Studio album by Cool Breeze
- Released: March 23, 1999
- Studio: The Dungeon (SWATS, GA); Sound Chamber Recorders (Los Angeles, CA); The Chamber (SWATS, GA); Purple Dragon (SWATS, GA); The Boom Boom Room (Augusta, GA);
- Genre: Hip hop
- Length: 1:04:10
- Label: Orgazined Noize; A&M; Interscope;
- Producer: 2 Cold Capone; Mr. DJ; Organized Noize; Skinny Miracles;

Singles from East Point's Greatest Hit
- "Watch for the Hook" Released: December 1, 1998; "Creatine" Released: May 4, 1999;

= East Point's Greatest Hit =

East Point's Greatest Hit is the only solo studio album by American rapper Cool Breeze. It was released on March 23, 1999, via Organized Noize/A&M Records. The recording sessions took place at the Dungeon Recording Studio, the Chamber Recording Studios and Purple Dragon Recording Studios in SWATS, Sound Chamber Recorders in Los Angeles and the Boom Boom Room in Augusta. It was produced by Organized Noize, Mr. DJ, 2 Cold Capone and Skinny Miracles. It features guest appearances from Witchdoctor, 8Ball, Backbone, Big Rube, Goodie Mob, Kurupt, Nivea, Outkast, Sleepy Brown and the Calhouns. The album peaked at number 38 on the Billboard 200 and number 11 on the Top R&B/Hip-Hop Albums in the United States. Its lead single, a Dungeon Family posse cut "Watch for the Hook", made it to No. 73 on the US Billboard Hot 100.

Professional ratings
Review scores
| Source | Rating |
| AllMusic | Star |
| Robert Christgau | (neither) |
| RapReviews | 6/10 |
| The Source | Star Half star |
| Spin | 6/10 |

==Track listing==

- Sample credits
- Track 2 contains replayed elements from "Southern Man" written by Neil Young.
- Track 16 contains elements of "For Those Who Like to Groove" written by Ray Parker Jr.

## PROVIDED INFORMATION
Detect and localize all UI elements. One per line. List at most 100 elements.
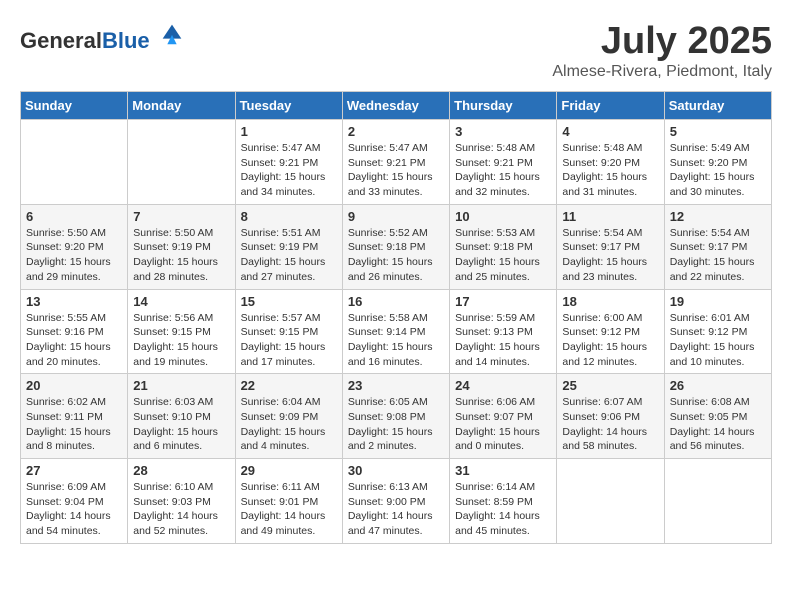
day-number: 7 <box>133 209 229 224</box>
day-number: 2 <box>348 124 444 139</box>
calendar-header-row: SundayMondayTuesdayWednesdayThursdayFrid… <box>21 92 772 120</box>
day-number: 15 <box>241 294 337 309</box>
day-number: 8 <box>241 209 337 224</box>
calendar-day-cell: 16Sunrise: 5:58 AMSunset: 9:14 PMDayligh… <box>342 289 449 374</box>
calendar-week-row: 27 Sunrise: 6:09 AMSunset: 9:04 PMDayligh… <box>21 459 772 544</box>
calendar-day-cell: 29 Sunrise: 6:11 AMSunset: 9:01 PMDayligh… <box>235 459 342 544</box>
day-number: 16 <box>348 294 444 309</box>
title-block: July 2025 Almese-Rivera, Piedmont, Italy <box>552 20 772 81</box>
calendar-day-cell <box>664 459 771 544</box>
calendar-day-cell: 31 Sunrise: 6:14 AMSunset: 8:59 PMDayligh… <box>450 459 557 544</box>
day-number: 29 <box>241 463 337 478</box>
day-number: 11 <box>562 209 658 224</box>
logo: GeneralBlue <box>20 20 186 53</box>
calendar-day-cell: 1Sunrise: 5:47 AMSunset: 9:21 PMDaylight… <box>235 120 342 205</box>
day-info: Sunrise: 6:02 AMSunset: 9:11 PMDaylight:… <box>26 395 122 454</box>
day-info: Sunrise: 5:55 AMSunset: 9:16 PMDaylight:… <box>26 311 122 370</box>
weekday-header: Wednesday <box>342 92 449 120</box>
day-info: Sunrise: 5:50 AMSunset: 9:20 PMDaylight:… <box>26 226 122 285</box>
day-info: Sunrise: 6:07 AMSunset: 9:06 PMDaylight:… <box>562 395 658 454</box>
calendar-day-cell: 22Sunrise: 6:04 AMSunset: 9:09 PMDayligh… <box>235 374 342 459</box>
day-number: 25 <box>562 378 658 393</box>
day-info: Sunrise: 5:49 AMSunset: 9:20 PMDaylight:… <box>670 141 766 200</box>
weekday-header: Saturday <box>664 92 771 120</box>
day-number: 17 <box>455 294 551 309</box>
calendar-day-cell: 8 Sunrise: 5:51 AMSunset: 9:19 PMDaylight… <box>235 204 342 289</box>
calendar-day-cell: 13 Sunrise: 5:55 AMSunset: 9:16 PMDayligh… <box>21 289 128 374</box>
day-info: Sunrise: 6:08 AMSunset: 9:05 PMDaylight:… <box>670 395 766 454</box>
calendar-week-row: 13 Sunrise: 5:55 AMSunset: 9:16 PMDayligh… <box>21 289 772 374</box>
day-info: Sunrise: 5:47 AMSunset: 9:21 PMDaylight:… <box>241 141 337 200</box>
calendar-day-cell: 11Sunrise: 5:54 AMSunset: 9:17 PMDayligh… <box>557 204 664 289</box>
calendar-body: 1Sunrise: 5:47 AMSunset: 9:21 PMDaylight… <box>21 120 772 544</box>
day-info: Sunrise: 6:11 AMSunset: 9:01 PMDaylight:… <box>241 480 337 539</box>
calendar-day-cell: 9 Sunrise: 5:52 AMSunset: 9:18 PMDaylight… <box>342 204 449 289</box>
calendar-day-cell: 7 Sunrise: 5:50 AMSunset: 9:19 PMDaylight… <box>128 204 235 289</box>
day-info: Sunrise: 5:59 AMSunset: 9:13 PMDaylight:… <box>455 311 551 370</box>
day-number: 10 <box>455 209 551 224</box>
day-info: Sunrise: 6:04 AMSunset: 9:09 PMDaylight:… <box>241 395 337 454</box>
logo-general-text: General <box>20 28 102 53</box>
calendar-day-cell: 20 Sunrise: 6:02 AMSunset: 9:11 PMDayligh… <box>21 374 128 459</box>
calendar-day-cell <box>21 120 128 205</box>
day-info: Sunrise: 6:03 AMSunset: 9:10 PMDaylight:… <box>133 395 229 454</box>
day-number: 20 <box>26 378 122 393</box>
day-info: Sunrise: 5:51 AMSunset: 9:19 PMDaylight:… <box>241 226 337 285</box>
day-info: Sunrise: 6:13 AMSunset: 9:00 PMDaylight:… <box>348 480 444 539</box>
day-number: 24 <box>455 378 551 393</box>
calendar-day-cell: 28Sunrise: 6:10 AMSunset: 9:03 PMDayligh… <box>128 459 235 544</box>
calendar-day-cell: 18 Sunrise: 6:00 AMSunset: 9:12 PMDayligh… <box>557 289 664 374</box>
page-header: GeneralBlue July 2025 Almese-Rivera, Pie… <box>20 20 772 81</box>
day-info: Sunrise: 5:57 AMSunset: 9:15 PMDaylight:… <box>241 311 337 370</box>
calendar-day-cell: 2Sunrise: 5:47 AMSunset: 9:21 PMDaylight… <box>342 120 449 205</box>
day-number: 27 <box>26 463 122 478</box>
day-number: 4 <box>562 124 658 139</box>
day-number: 30 <box>348 463 444 478</box>
day-info: Sunrise: 5:53 AMSunset: 9:18 PMDaylight:… <box>455 226 551 285</box>
day-info: Sunrise: 5:54 AMSunset: 9:17 PMDaylight:… <box>670 226 766 285</box>
day-info: Sunrise: 6:06 AMSunset: 9:07 PMDaylight:… <box>455 395 551 454</box>
calendar-day-cell: 10 Sunrise: 5:53 AMSunset: 9:18 PMDayligh… <box>450 204 557 289</box>
day-info: Sunrise: 6:00 AMSunset: 9:12 PMDaylight:… <box>562 311 658 370</box>
calendar-day-cell: 4 Sunrise: 5:48 AMSunset: 9:20 PMDaylight… <box>557 120 664 205</box>
calendar-day-cell: 23 Sunrise: 6:05 AMSunset: 9:08 PMDayligh… <box>342 374 449 459</box>
month-title: July 2025 <box>552 20 772 63</box>
calendar-day-cell: 15 Sunrise: 5:57 AMSunset: 9:15 PMDayligh… <box>235 289 342 374</box>
calendar-day-cell: 17 Sunrise: 5:59 AMSunset: 9:13 PMDayligh… <box>450 289 557 374</box>
weekday-header: Sunday <box>21 92 128 120</box>
calendar-day-cell: 27 Sunrise: 6:09 AMSunset: 9:04 PMDayligh… <box>21 459 128 544</box>
day-number: 19 <box>670 294 766 309</box>
day-info: Sunrise: 6:05 AMSunset: 9:08 PMDaylight:… <box>348 395 444 454</box>
calendar-day-cell: 19Sunrise: 6:01 AMSunset: 9:12 PMDayligh… <box>664 289 771 374</box>
calendar-week-row: 6 Sunrise: 5:50 AMSunset: 9:20 PMDaylight… <box>21 204 772 289</box>
calendar-day-cell: 14 Sunrise: 5:56 AMSunset: 9:15 PMDayligh… <box>128 289 235 374</box>
day-info: Sunrise: 6:09 AMSunset: 9:04 PMDaylight:… <box>26 480 122 539</box>
day-number: 26 <box>670 378 766 393</box>
weekday-header: Thursday <box>450 92 557 120</box>
calendar-day-cell: 6 Sunrise: 5:50 AMSunset: 9:20 PMDaylight… <box>21 204 128 289</box>
calendar-day-cell: 30 Sunrise: 6:13 AMSunset: 9:00 PMDayligh… <box>342 459 449 544</box>
location-title: Almese-Rivera, Piedmont, Italy <box>552 63 772 81</box>
day-number: 18 <box>562 294 658 309</box>
day-number: 6 <box>26 209 122 224</box>
day-number: 5 <box>670 124 766 139</box>
day-number: 14 <box>133 294 229 309</box>
logo-icon <box>158 20 186 48</box>
weekday-header: Friday <box>557 92 664 120</box>
weekday-header: Tuesday <box>235 92 342 120</box>
day-info: Sunrise: 5:56 AMSunset: 9:15 PMDaylight:… <box>133 311 229 370</box>
day-info: Sunrise: 5:50 AMSunset: 9:19 PMDaylight:… <box>133 226 229 285</box>
calendar-day-cell: 12 Sunrise: 5:54 AMSunset: 9:17 PMDayligh… <box>664 204 771 289</box>
day-number: 12 <box>670 209 766 224</box>
day-number: 9 <box>348 209 444 224</box>
day-number: 23 <box>348 378 444 393</box>
day-number: 31 <box>455 463 551 478</box>
day-info: Sunrise: 6:14 AMSunset: 8:59 PMDaylight:… <box>455 480 551 539</box>
day-info: Sunrise: 5:48 AMSunset: 9:20 PMDaylight:… <box>562 141 658 200</box>
calendar-day-cell: 3Sunrise: 5:48 AMSunset: 9:21 PMDaylight… <box>450 120 557 205</box>
day-info: Sunrise: 5:52 AMSunset: 9:18 PMDaylight:… <box>348 226 444 285</box>
day-number: 3 <box>455 124 551 139</box>
calendar-week-row: 1Sunrise: 5:47 AMSunset: 9:21 PMDaylight… <box>21 120 772 205</box>
weekday-header: Monday <box>128 92 235 120</box>
day-number: 13 <box>26 294 122 309</box>
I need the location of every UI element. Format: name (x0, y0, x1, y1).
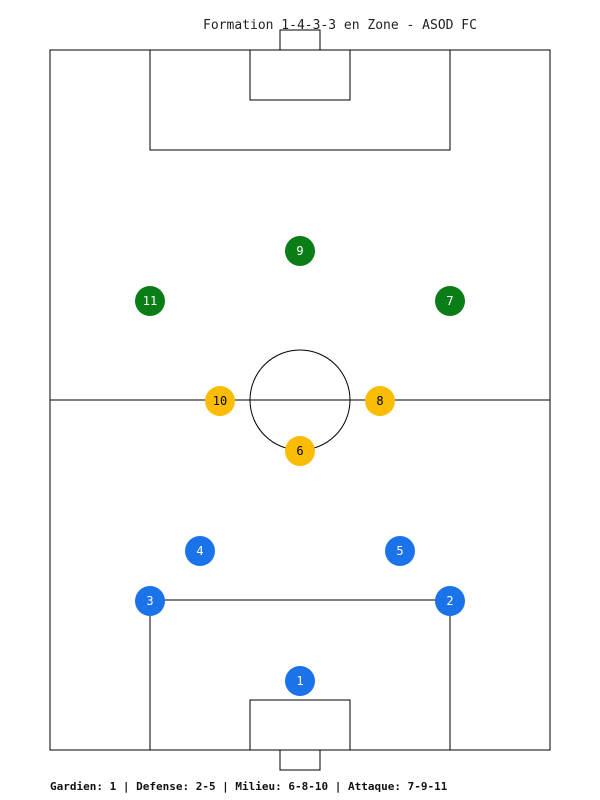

## WHAT IS ASKED
1. List every source named in the review scores table of the text about East Point's Greatest Hit.
2. According to the text about East Point's Greatest Hit, what position did "Watch for the Hook" reach on the US Billboard Hot 100?

## RESPONSES FOR EACH TASK
1. AllMusic, Robert Christgau, RapReviews, The Source, Spin

2. No. 73